The problem —
Can you give all the records again without altering a single character?

Data items
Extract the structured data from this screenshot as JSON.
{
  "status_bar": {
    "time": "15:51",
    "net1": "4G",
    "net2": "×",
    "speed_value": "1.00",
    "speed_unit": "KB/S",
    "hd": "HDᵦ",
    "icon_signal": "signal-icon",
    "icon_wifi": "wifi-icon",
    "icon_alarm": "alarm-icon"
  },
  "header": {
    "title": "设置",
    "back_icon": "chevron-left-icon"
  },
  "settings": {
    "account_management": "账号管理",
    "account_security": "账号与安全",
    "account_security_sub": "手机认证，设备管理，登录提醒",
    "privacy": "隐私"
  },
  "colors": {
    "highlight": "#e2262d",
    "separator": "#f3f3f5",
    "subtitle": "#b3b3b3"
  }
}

Written response —
Extract the structured data from this screenshot as JSON.
{
  "status_bar": {
    "time": "15:51",
    "net1": "4G",
    "net2": "×",
    "speed_value": "1.00",
    "speed_unit": "KB/S",
    "hd": "HDᵦ",
    "icon_signal": "signal-icon",
    "icon_wifi": "wifi-icon",
    "icon_alarm": "alarm-icon"
  },
  "header": {
    "title": "设置",
    "back_icon": "chevron-left-icon"
  },
  "settings": {
    "account_management": "账号管理",
    "account_security": "账号与安全",
    "account_security_sub": "手机认证，设备管理，登录提醒",
    "privacy": "隐私"
  },
  "colors": {
    "highlight": "#e2262d",
    "separator": "#f3f3f5",
    "subtitle": "#b3b3b3"
  }
}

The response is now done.